SHORT TASK:
Read the listing below and copy out every line that holds "Youth".

STORED ROWS:
--------------------------------

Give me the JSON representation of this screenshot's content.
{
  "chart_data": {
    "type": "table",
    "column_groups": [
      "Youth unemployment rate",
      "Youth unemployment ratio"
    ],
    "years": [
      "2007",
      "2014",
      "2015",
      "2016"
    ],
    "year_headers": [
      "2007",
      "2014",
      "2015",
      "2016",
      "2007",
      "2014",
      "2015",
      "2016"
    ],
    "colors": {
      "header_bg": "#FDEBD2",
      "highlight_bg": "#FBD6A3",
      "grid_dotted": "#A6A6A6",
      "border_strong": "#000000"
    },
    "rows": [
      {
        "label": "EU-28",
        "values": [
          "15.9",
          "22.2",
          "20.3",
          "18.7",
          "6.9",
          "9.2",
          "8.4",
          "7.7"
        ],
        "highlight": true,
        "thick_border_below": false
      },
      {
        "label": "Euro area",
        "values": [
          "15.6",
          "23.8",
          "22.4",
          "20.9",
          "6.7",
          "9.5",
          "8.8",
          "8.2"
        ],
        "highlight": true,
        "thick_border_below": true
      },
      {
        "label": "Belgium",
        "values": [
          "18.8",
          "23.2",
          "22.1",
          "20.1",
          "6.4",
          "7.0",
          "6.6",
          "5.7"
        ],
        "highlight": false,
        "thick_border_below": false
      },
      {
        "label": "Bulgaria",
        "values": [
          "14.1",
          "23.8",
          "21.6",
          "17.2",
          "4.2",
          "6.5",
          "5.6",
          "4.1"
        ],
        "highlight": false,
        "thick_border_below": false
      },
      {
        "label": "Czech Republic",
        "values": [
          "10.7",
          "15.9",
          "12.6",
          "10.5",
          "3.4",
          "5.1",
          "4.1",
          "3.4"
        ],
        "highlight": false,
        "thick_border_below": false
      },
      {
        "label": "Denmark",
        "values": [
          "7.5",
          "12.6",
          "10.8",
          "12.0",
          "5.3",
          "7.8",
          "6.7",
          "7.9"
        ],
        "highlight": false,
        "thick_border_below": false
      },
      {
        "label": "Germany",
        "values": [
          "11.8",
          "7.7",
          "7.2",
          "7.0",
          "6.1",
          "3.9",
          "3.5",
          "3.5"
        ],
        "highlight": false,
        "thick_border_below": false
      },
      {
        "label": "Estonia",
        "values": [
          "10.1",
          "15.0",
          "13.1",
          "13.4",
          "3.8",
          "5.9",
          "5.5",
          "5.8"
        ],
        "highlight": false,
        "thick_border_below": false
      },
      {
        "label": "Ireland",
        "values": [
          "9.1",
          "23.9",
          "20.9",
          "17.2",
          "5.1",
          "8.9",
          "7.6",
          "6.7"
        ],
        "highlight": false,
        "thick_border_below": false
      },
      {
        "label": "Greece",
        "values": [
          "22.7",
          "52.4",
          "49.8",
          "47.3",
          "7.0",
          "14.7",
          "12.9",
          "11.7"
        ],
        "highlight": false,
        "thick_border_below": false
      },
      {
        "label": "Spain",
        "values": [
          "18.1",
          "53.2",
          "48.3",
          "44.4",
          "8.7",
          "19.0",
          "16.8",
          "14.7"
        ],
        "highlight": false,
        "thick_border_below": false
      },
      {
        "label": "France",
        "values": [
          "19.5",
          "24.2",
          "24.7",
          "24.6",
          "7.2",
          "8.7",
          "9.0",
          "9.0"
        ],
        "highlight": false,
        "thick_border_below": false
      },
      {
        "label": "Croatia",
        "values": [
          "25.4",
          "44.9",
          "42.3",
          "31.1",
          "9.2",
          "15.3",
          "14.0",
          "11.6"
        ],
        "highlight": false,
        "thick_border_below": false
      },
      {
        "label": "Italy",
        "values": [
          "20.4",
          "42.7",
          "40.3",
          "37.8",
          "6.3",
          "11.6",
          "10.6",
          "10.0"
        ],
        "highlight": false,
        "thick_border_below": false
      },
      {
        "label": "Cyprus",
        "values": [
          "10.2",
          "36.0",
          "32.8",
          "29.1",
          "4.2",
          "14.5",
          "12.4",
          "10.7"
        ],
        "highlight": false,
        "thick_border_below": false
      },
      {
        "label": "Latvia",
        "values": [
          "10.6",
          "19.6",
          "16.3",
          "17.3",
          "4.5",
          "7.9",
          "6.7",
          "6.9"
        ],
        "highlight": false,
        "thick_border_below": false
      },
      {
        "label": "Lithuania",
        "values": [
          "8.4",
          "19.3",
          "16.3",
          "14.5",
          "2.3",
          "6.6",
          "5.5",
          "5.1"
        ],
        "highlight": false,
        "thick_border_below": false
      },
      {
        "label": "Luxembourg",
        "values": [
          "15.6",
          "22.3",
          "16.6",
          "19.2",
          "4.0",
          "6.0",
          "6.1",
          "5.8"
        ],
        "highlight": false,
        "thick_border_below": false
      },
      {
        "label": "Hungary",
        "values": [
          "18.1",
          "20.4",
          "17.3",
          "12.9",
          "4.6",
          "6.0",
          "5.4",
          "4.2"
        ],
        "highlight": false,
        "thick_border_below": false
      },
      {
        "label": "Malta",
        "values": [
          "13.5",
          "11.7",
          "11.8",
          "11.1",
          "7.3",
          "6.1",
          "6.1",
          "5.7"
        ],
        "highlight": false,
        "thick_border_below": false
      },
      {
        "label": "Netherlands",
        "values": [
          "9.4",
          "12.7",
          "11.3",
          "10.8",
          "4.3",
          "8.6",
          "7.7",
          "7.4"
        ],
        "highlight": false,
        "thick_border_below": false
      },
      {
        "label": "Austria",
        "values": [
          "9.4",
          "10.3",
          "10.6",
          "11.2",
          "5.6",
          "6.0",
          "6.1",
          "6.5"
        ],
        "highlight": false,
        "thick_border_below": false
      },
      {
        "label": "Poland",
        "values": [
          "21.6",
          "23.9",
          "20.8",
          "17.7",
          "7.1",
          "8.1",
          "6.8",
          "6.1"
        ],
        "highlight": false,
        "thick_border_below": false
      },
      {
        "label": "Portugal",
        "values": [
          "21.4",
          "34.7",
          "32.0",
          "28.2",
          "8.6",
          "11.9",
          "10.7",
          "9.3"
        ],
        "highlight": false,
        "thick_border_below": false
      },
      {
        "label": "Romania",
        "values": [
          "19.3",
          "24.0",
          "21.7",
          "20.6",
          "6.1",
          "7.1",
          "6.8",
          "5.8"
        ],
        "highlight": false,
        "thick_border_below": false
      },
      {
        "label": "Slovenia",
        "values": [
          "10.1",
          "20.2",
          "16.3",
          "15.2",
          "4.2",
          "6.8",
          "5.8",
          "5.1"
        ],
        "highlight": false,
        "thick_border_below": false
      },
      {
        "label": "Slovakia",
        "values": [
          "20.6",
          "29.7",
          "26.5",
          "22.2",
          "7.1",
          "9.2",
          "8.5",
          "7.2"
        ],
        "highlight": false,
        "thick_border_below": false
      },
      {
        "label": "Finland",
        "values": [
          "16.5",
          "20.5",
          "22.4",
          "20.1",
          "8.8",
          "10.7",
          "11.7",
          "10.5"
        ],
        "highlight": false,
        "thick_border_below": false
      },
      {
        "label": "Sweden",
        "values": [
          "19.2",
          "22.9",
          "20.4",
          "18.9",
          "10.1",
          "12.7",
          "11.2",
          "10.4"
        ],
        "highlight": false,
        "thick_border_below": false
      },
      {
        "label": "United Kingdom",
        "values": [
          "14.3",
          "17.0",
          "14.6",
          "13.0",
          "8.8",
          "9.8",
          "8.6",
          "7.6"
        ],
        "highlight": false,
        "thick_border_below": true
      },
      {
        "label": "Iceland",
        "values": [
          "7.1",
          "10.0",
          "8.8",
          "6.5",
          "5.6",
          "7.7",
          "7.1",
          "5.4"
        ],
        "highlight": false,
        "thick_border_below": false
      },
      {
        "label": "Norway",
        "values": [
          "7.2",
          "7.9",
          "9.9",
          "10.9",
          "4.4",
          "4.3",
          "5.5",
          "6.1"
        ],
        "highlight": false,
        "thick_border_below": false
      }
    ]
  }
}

--------------------------------

SOLUTION TO THIS TASK:
      "Youth unemployment rate",
      "Youth unemployment ratio"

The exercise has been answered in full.